What you will do
Restate the records below word for word.
════════════════
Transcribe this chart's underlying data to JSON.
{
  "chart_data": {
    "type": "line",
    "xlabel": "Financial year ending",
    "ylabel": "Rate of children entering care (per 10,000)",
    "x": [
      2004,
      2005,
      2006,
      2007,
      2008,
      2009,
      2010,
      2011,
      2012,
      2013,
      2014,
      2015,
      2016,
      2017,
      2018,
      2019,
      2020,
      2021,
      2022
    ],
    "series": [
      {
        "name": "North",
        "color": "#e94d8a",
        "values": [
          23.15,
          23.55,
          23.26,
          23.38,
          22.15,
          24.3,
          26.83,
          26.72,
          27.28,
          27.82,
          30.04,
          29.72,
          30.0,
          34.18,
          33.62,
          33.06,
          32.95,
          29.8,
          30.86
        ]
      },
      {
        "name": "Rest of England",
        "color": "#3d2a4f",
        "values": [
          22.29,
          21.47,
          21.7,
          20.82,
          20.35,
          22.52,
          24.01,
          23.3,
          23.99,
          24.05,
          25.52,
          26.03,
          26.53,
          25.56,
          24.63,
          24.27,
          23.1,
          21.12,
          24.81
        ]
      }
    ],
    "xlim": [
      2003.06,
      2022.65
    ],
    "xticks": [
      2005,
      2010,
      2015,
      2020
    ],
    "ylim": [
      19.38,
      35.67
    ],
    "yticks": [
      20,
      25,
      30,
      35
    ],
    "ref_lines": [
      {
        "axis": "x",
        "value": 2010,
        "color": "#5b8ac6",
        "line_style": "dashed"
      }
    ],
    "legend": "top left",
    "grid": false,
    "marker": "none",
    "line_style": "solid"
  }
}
════════════════
Solution
Transcribe this chart's underlying data to JSON.
{
  "chart_data": {
    "type": "line",
    "xlabel": "Financial year ending",
    "ylabel": "Rate of children entering care (per 10,000)",
    "x": [
      2004,
      2005,
      2006,
      2007,
      2008,
      2009,
      2010,
      2011,
      2012,
      2013,
      2014,
      2015,
      2016,
      2017,
      2018,
      2019,
      2020,
      2021,
      2022
    ],
    "series": [
      {
        "name": "North",
        "color": "#e94d8a",
        "values": [
          23.15,
          23.55,
          23.26,
          23.38,
          22.15,
          24.3,
          26.83,
          26.72,
          27.28,
          27.82,
          30.04,
          29.72,
          30.0,
          34.18,
          33.62,
          33.06,
          32.95,
          29.8,
          30.86
        ]
      },
      {
        "name": "Rest of England",
        "color": "#3d2a4f",
        "values": [
          22.29,
          21.47,
          21.7,
          20.82,
          20.35,
          22.52,
          24.01,
          23.3,
          23.99,
          24.05,
          25.52,
          26.03,
          26.53,
          25.56,
          24.63,
          24.27,
          23.1,
          21.12,
          24.81
        ]
      }
    ],
    "xlim": [
      2003.06,
      2022.65
    ],
    "xticks": [
      2005,
      2010,
      2015,
      2020
    ],
    "ylim": [
      19.38,
      35.67
    ],
    "yticks": [
      20,
      25,
      30,
      35
    ],
    "ref_lines": [
      {
        "axis": "x",
        "value": 2010,
        "color": "#5b8ac6",
        "line_style": "dashed"
      }
    ],
    "legend": "top left",
    "grid": false,
    "marker": "none",
    "line_style": "solid"
  }
}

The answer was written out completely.